■ Problem requirements ■
Count how many lines hold the word "level" and give that number as the whole answer.

(Excerpts from a figure dataset)
════════════════

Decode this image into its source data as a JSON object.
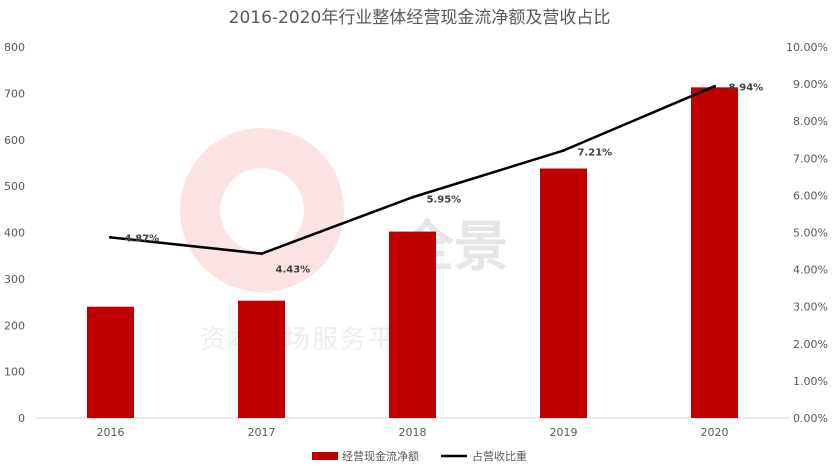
{
  "chart_data": {
    "type": "bar+line",
    "title": "2016-2020年行业整体经营现金流净额及营收占比",
    "categories": [
      "2016",
      "2017",
      "2018",
      "2019",
      "2020"
    ],
    "series": [
      {
        "name": "经营现金流净额",
        "type": "bar",
        "axis": "left",
        "color": "#c00000",
        "values": [
          240,
          253,
          402,
          538,
          713
        ]
      },
      {
        "name": "占营收比重",
        "type": "line",
        "axis": "right",
        "color": "#000000",
        "values": [
          4.87,
          4.43,
          5.95,
          7.21,
          8.94
        ],
        "labels": [
          "4.87%",
          "4.43%",
          "5.95%",
          "7.21%",
          "8.94%"
        ]
      }
    ],
    "y_left": {
      "min": 0,
      "max": 800,
      "step": 100,
      "ticks": [
        "0",
        "100",
        "200",
        "300",
        "400",
        "500",
        "600",
        "700",
        "800"
      ]
    },
    "y_right": {
      "min": 0,
      "max": 10,
      "step": 1,
      "ticks": [
        "0.00%",
        "1.00%",
        "2.00%",
        "3.00%",
        "4.00%",
        "5.00%",
        "6.00%",
        "7.00%",
        "8.00%",
        "9.00%",
        "10.00%"
      ]
    },
    "legend": {
      "position": "bottom"
    },
    "grid": false
  },
  "watermark": {
    "text": "全景",
    "subtext": "资本市场服务平台"
  }
}
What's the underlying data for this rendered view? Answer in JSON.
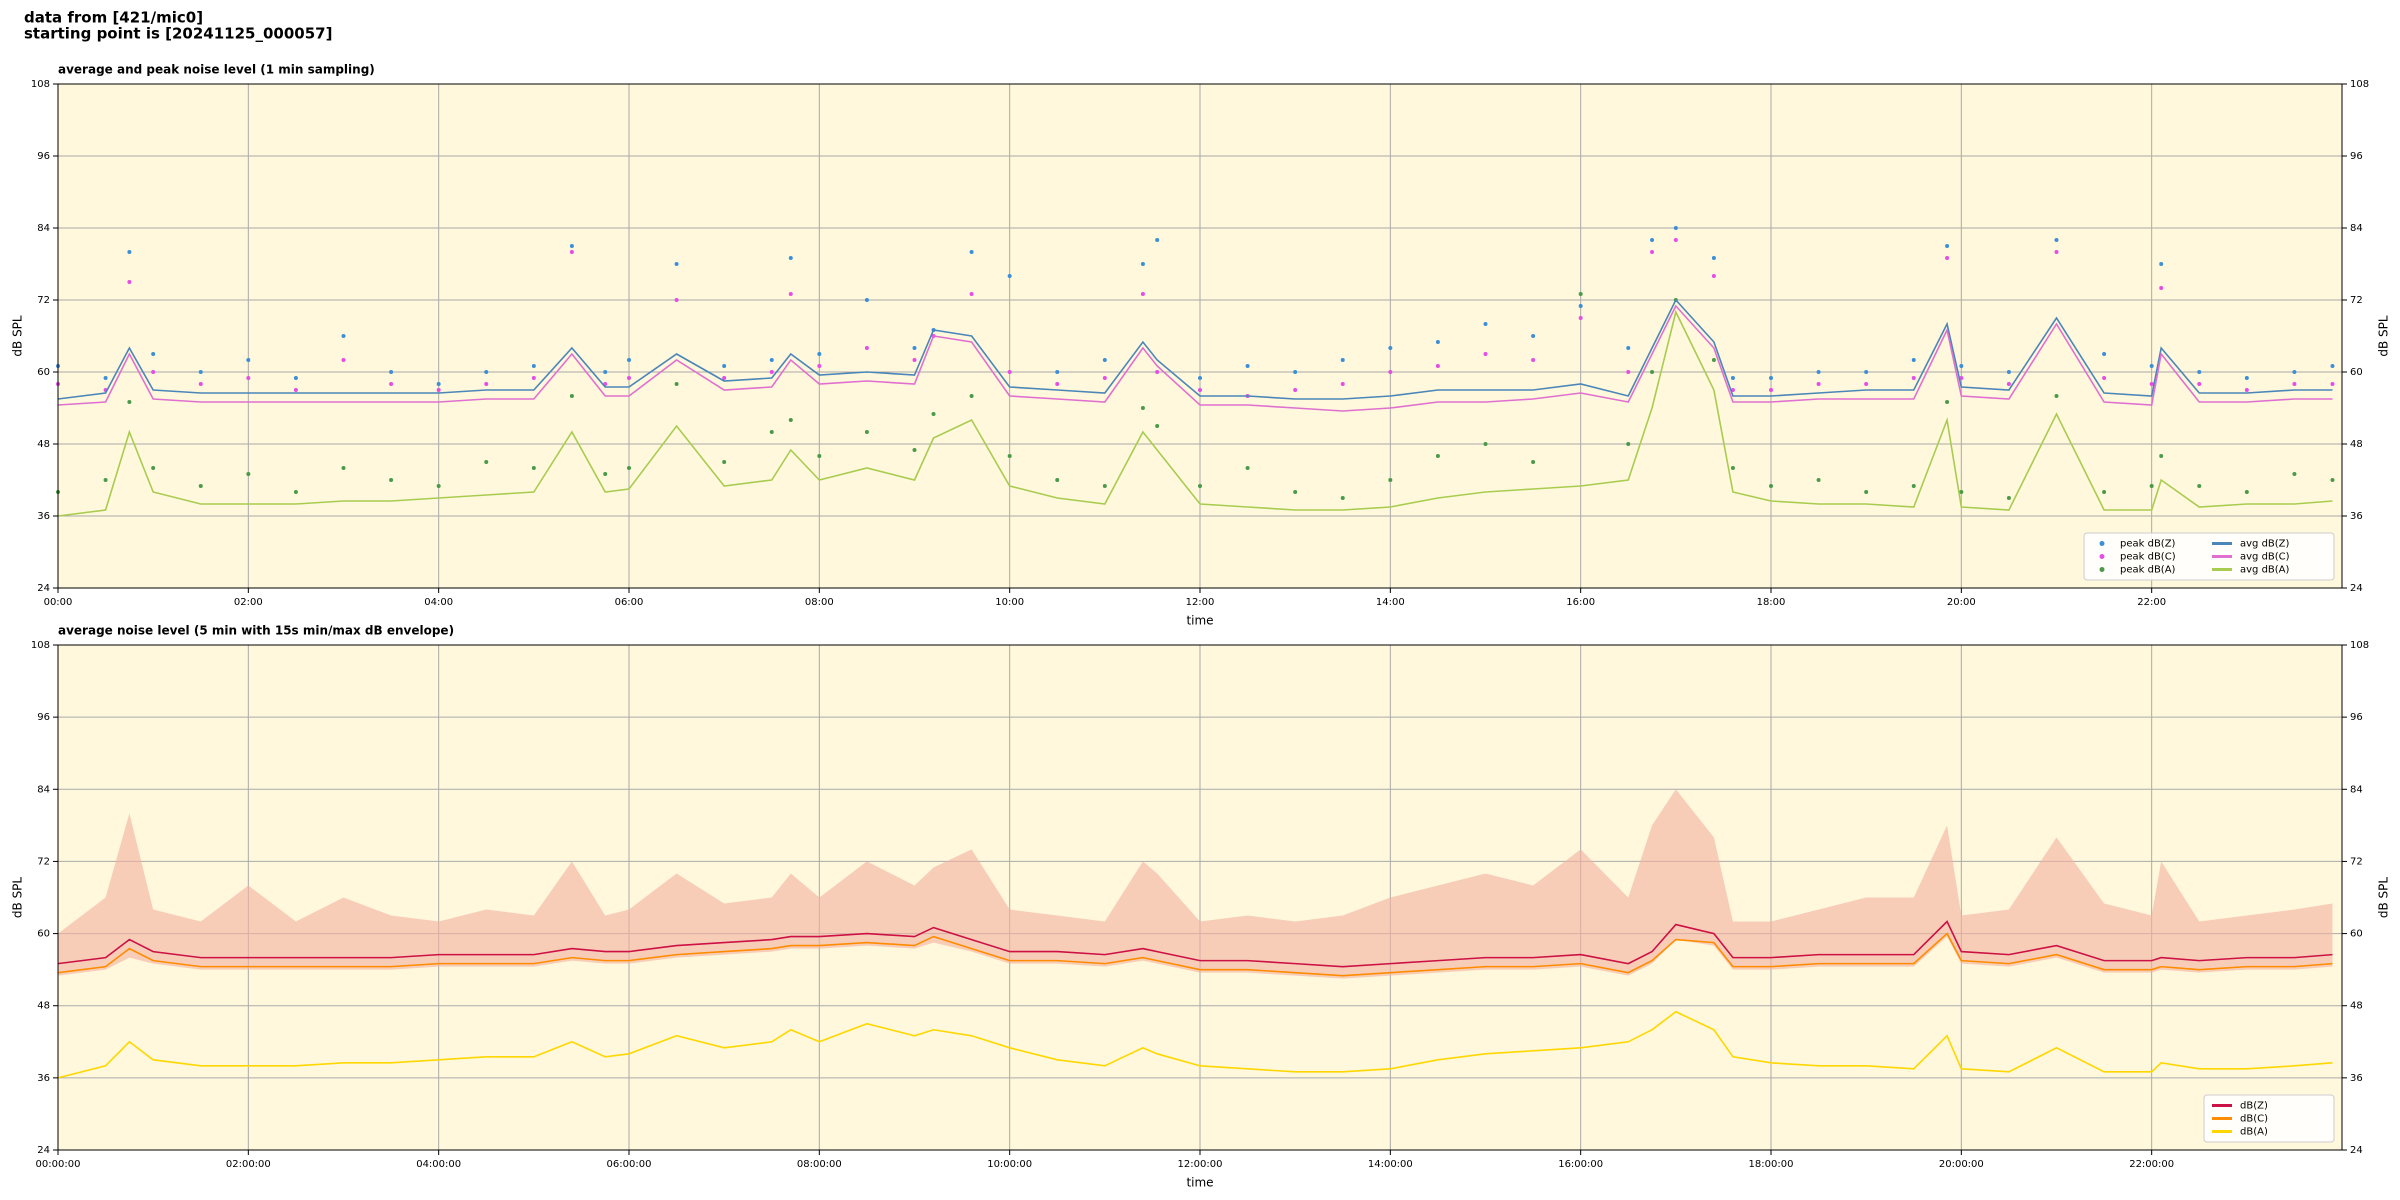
{
  "header": {
    "line1": "data from [421/mic0]",
    "line2": "starting point is [20241125_000057]"
  },
  "chart_data": [
    {
      "type": "line",
      "title": "average and peak noise level (1 min sampling)",
      "xlabel": "time",
      "ylabel": "dB SPL",
      "xlim": [
        0,
        24
      ],
      "ylim": [
        24,
        108
      ],
      "yticks": [
        24,
        36,
        48,
        60,
        72,
        84,
        96,
        108
      ],
      "xticks": [
        {
          "value": 0,
          "label": "00:00"
        },
        {
          "value": 2,
          "label": "02:00"
        },
        {
          "value": 4,
          "label": "04:00"
        },
        {
          "value": 6,
          "label": "06:00"
        },
        {
          "value": 8,
          "label": "08:00"
        },
        {
          "value": 10,
          "label": "10:00"
        },
        {
          "value": 12,
          "label": "12:00"
        },
        {
          "value": 14,
          "label": "14:00"
        },
        {
          "value": 16,
          "label": "16:00"
        },
        {
          "value": 18,
          "label": "18:00"
        },
        {
          "value": 20,
          "label": "20:00"
        },
        {
          "value": 22,
          "label": "22:00"
        }
      ],
      "grid": true,
      "legend": "lower right",
      "legend_ncol": 2,
      "background": "#fff8dc",
      "x": [
        0,
        0.5,
        0.75,
        1,
        1.5,
        2,
        2.5,
        3,
        3.5,
        4,
        4.5,
        5,
        5.4,
        5.75,
        6,
        6.5,
        7,
        7.5,
        7.7,
        8,
        8.5,
        9,
        9.2,
        9.6,
        10,
        10.5,
        11,
        11.4,
        11.55,
        12,
        12.5,
        13,
        13.5,
        14,
        14.5,
        15,
        15.5,
        16,
        16.5,
        16.75,
        17,
        17.4,
        17.6,
        18,
        18.5,
        19,
        19.5,
        19.85,
        20,
        20.5,
        21,
        21.5,
        22,
        22.1,
        22.5,
        23,
        23.5,
        23.9
      ],
      "series": [
        {
          "name": "peak dB(Z)",
          "style": "markers",
          "color": "#3b8fd9",
          "values": [
            61,
            59,
            80,
            63,
            60,
            62,
            59,
            66,
            60,
            58,
            60,
            61,
            81,
            60,
            62,
            78,
            61,
            62,
            79,
            63,
            72,
            64,
            67,
            80,
            76,
            60,
            62,
            78,
            82,
            59,
            61,
            60,
            62,
            64,
            65,
            68,
            66,
            71,
            64,
            82,
            84,
            79,
            59,
            59,
            60,
            60,
            62,
            81,
            61,
            60,
            82,
            63,
            61,
            78,
            60,
            59,
            60,
            61
          ]
        },
        {
          "name": "peak dB(C)",
          "style": "markers",
          "color": "#e64ce6",
          "values": [
            58,
            57,
            75,
            60,
            58,
            59,
            57,
            62,
            58,
            57,
            58,
            59,
            80,
            58,
            59,
            72,
            59,
            60,
            73,
            61,
            64,
            62,
            66,
            73,
            60,
            58,
            59,
            73,
            60,
            57,
            56,
            57,
            58,
            60,
            61,
            63,
            62,
            69,
            60,
            80,
            82,
            76,
            57,
            57,
            58,
            58,
            59,
            79,
            59,
            58,
            80,
            59,
            58,
            74,
            58,
            57,
            58,
            58
          ]
        },
        {
          "name": "peak dB(A)",
          "style": "markers",
          "color": "#4a9a4a",
          "values": [
            40,
            42,
            55,
            44,
            41,
            43,
            40,
            44,
            42,
            41,
            45,
            44,
            56,
            43,
            44,
            58,
            45,
            50,
            52,
            46,
            50,
            47,
            53,
            56,
            46,
            42,
            41,
            54,
            51,
            41,
            44,
            40,
            39,
            42,
            46,
            48,
            45,
            73,
            48,
            60,
            72,
            62,
            44,
            41,
            42,
            40,
            41,
            55,
            40,
            39,
            56,
            40,
            41,
            46,
            41,
            40,
            43,
            42
          ]
        },
        {
          "name": "avg dB(Z)",
          "style": "line",
          "color": "#4a86b8",
          "values": [
            55.5,
            56.5,
            64,
            57,
            56.5,
            56.5,
            56.5,
            56.5,
            56.5,
            56.5,
            57,
            57,
            64,
            57.5,
            57.5,
            63,
            58.5,
            59,
            63,
            59.5,
            60,
            59.5,
            67,
            66,
            57.5,
            57,
            56.5,
            65,
            62,
            56,
            56,
            55.5,
            55.5,
            56,
            57,
            57,
            57,
            58,
            56,
            64,
            72,
            65,
            56,
            56,
            56.5,
            57,
            57,
            68,
            57.5,
            57,
            69,
            56.5,
            56,
            64,
            56.5,
            56.5,
            57,
            57
          ]
        },
        {
          "name": "avg dB(C)",
          "style": "line",
          "color": "#e070d0",
          "values": [
            54.5,
            55,
            63,
            55.5,
            55,
            55,
            55,
            55,
            55,
            55,
            55.5,
            55.5,
            63,
            56,
            56,
            62,
            57,
            57.5,
            62,
            58,
            58.5,
            58,
            66,
            65,
            56,
            55.5,
            55,
            64,
            61,
            54.5,
            54.5,
            54,
            53.5,
            54,
            55,
            55,
            55.5,
            56.5,
            55,
            63,
            71,
            64,
            55,
            55,
            55.5,
            55.5,
            55.5,
            67,
            56,
            55.5,
            68,
            55,
            54.5,
            63,
            55,
            55,
            55.5,
            55.5
          ]
        },
        {
          "name": "avg dB(A)",
          "style": "line",
          "color": "#a8cc50",
          "values": [
            36,
            37,
            50,
            40,
            38,
            38,
            38,
            38.5,
            38.5,
            39,
            39.5,
            40,
            50,
            40,
            40.5,
            51,
            41,
            42,
            47,
            42,
            44,
            42,
            49,
            52,
            41,
            39,
            38,
            50,
            47,
            38,
            37.5,
            37,
            37,
            37.5,
            39,
            40,
            40.5,
            41,
            42,
            54,
            70,
            57,
            40,
            38.5,
            38,
            38,
            37.5,
            52,
            37.5,
            37,
            53,
            37,
            37,
            42,
            37.5,
            38,
            38,
            38.5
          ]
        }
      ]
    },
    {
      "type": "line",
      "title": "average noise level (5 min with 15s min/max dB envelope)",
      "xlabel": "time",
      "ylabel": "dB SPL",
      "xlim": [
        0,
        24
      ],
      "ylim": [
        24,
        108
      ],
      "yticks": [
        24,
        36,
        48,
        60,
        72,
        84,
        96,
        108
      ],
      "xticks": [
        {
          "value": 0,
          "label": "00:00:00"
        },
        {
          "value": 2,
          "label": "02:00:00"
        },
        {
          "value": 4,
          "label": "04:00:00"
        },
        {
          "value": 6,
          "label": "06:00:00"
        },
        {
          "value": 8,
          "label": "08:00:00"
        },
        {
          "value": 10,
          "label": "10:00:00"
        },
        {
          "value": 12,
          "label": "12:00:00"
        },
        {
          "value": 14,
          "label": "14:00:00"
        },
        {
          "value": 16,
          "label": "16:00:00"
        },
        {
          "value": 18,
          "label": "18:00:00"
        },
        {
          "value": 20,
          "label": "20:00:00"
        },
        {
          "value": 22,
          "label": "22:00:00"
        }
      ],
      "grid": true,
      "legend": "lower right",
      "legend_ncol": 1,
      "background": "#fff8dc",
      "x": [
        0,
        0.5,
        0.75,
        1,
        1.5,
        2,
        2.5,
        3,
        3.5,
        4,
        4.5,
        5,
        5.4,
        5.75,
        6,
        6.5,
        7,
        7.5,
        7.7,
        8,
        8.5,
        9,
        9.2,
        9.6,
        10,
        10.5,
        11,
        11.4,
        11.55,
        12,
        12.5,
        13,
        13.5,
        14,
        14.5,
        15,
        15.5,
        16,
        16.5,
        16.75,
        17,
        17.4,
        17.6,
        18,
        18.5,
        19,
        19.5,
        19.85,
        20,
        20.5,
        21,
        21.5,
        22,
        22.1,
        22.5,
        23,
        23.5,
        23.9
      ],
      "series": [
        {
          "name": "dB(Z)",
          "style": "line",
          "color": "#cc1144",
          "envelope_color": "#f4b0a0",
          "values": [
            55,
            56,
            59,
            57,
            56,
            56,
            56,
            56,
            56,
            56.5,
            56.5,
            56.5,
            57.5,
            57,
            57,
            58,
            58.5,
            59,
            59.5,
            59.5,
            60,
            59.5,
            61,
            59,
            57,
            57,
            56.5,
            57.5,
            57,
            55.5,
            55.5,
            55,
            54.5,
            55,
            55.5,
            56,
            56,
            56.5,
            55,
            57,
            61.5,
            60,
            56,
            56,
            56.5,
            56.5,
            56.5,
            62,
            57,
            56.5,
            58,
            55.5,
            55.5,
            56,
            55.5,
            56,
            56,
            56.5
          ],
          "envelope_max": [
            60,
            66,
            80,
            64,
            62,
            68,
            62,
            66,
            63,
            62,
            64,
            63,
            72,
            63,
            64,
            70,
            65,
            66,
            70,
            66,
            72,
            68,
            71,
            74,
            64,
            63,
            62,
            72,
            70,
            62,
            63,
            62,
            63,
            66,
            68,
            70,
            68,
            74,
            66,
            78,
            84,
            76,
            62,
            62,
            64,
            66,
            66,
            78,
            63,
            64,
            76,
            65,
            63,
            72,
            62,
            63,
            64,
            65
          ],
          "envelope_min": [
            53,
            54,
            56,
            55,
            54,
            54,
            54,
            54,
            54,
            54.5,
            54.5,
            54.5,
            55.5,
            55,
            55,
            56,
            56.5,
            57,
            57.5,
            57.5,
            58,
            57.5,
            58.5,
            57,
            55,
            55,
            54.5,
            55.5,
            55,
            53.5,
            53.5,
            53,
            52.5,
            53,
            53.5,
            54,
            54,
            54.5,
            53,
            55,
            59,
            58,
            54,
            54,
            54.5,
            54.5,
            54.5,
            59.5,
            55,
            54.5,
            56,
            53.5,
            53.5,
            54,
            53.5,
            54,
            54,
            54.5
          ]
        },
        {
          "name": "dB(C)",
          "style": "line",
          "color": "#ff8c00",
          "values": [
            53.5,
            54.5,
            57.5,
            55.5,
            54.5,
            54.5,
            54.5,
            54.5,
            54.5,
            55,
            55,
            55,
            56,
            55.5,
            55.5,
            56.5,
            57,
            57.5,
            58,
            58,
            58.5,
            58,
            59.5,
            57.5,
            55.5,
            55.5,
            55,
            56,
            55.5,
            54,
            54,
            53.5,
            53,
            53.5,
            54,
            54.5,
            54.5,
            55,
            53.5,
            55.5,
            59,
            58.5,
            54.5,
            54.5,
            55,
            55,
            55,
            60,
            55.5,
            55,
            56.5,
            54,
            54,
            54.5,
            54,
            54.5,
            54.5,
            55
          ]
        },
        {
          "name": "dB(A)",
          "style": "line",
          "color": "#ffd700",
          "values": [
            36,
            38,
            42,
            39,
            38,
            38,
            38,
            38.5,
            38.5,
            39,
            39.5,
            39.5,
            42,
            39.5,
            40,
            43,
            41,
            42,
            44,
            42,
            45,
            43,
            44,
            43,
            41,
            39,
            38,
            41,
            40,
            38,
            37.5,
            37,
            37,
            37.5,
            39,
            40,
            40.5,
            41,
            42,
            44,
            47,
            44,
            39.5,
            38.5,
            38,
            38,
            37.5,
            43,
            37.5,
            37,
            41,
            37,
            37,
            38.5,
            37.5,
            37.5,
            38,
            38.5
          ]
        }
      ]
    }
  ]
}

════════════════

■ Worked solution ■
2